§ **WORK TO COMPLETE**:
Search the material below for the word "this". Copy every line that has it.

§ **RECORDED DATA**:
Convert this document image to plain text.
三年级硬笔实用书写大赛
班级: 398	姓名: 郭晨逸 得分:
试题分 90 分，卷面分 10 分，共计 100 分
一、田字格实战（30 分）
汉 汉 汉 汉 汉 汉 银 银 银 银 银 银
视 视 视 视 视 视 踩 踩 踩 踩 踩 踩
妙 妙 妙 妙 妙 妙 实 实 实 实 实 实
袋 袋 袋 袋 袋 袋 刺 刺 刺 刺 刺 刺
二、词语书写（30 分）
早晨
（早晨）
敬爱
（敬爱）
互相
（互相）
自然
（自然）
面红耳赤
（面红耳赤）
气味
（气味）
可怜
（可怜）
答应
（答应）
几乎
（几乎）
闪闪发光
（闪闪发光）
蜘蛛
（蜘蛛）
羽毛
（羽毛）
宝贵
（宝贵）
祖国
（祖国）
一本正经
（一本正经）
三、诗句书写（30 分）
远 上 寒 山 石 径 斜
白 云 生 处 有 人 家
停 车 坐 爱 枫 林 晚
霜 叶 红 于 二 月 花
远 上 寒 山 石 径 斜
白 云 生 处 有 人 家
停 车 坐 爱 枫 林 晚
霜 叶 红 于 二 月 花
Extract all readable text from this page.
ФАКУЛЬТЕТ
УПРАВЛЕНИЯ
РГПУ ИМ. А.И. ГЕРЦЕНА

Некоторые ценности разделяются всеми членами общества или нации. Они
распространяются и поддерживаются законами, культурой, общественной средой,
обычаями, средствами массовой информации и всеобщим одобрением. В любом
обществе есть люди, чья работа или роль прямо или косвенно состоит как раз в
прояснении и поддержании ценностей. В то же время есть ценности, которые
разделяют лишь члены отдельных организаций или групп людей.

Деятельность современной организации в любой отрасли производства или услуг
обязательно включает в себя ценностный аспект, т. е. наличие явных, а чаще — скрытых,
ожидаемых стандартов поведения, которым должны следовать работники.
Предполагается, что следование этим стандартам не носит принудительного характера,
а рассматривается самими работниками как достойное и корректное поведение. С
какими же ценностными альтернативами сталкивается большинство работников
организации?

§ **RESPONSE**:
Convert this document image to plain text.
Extract all readable text from this page.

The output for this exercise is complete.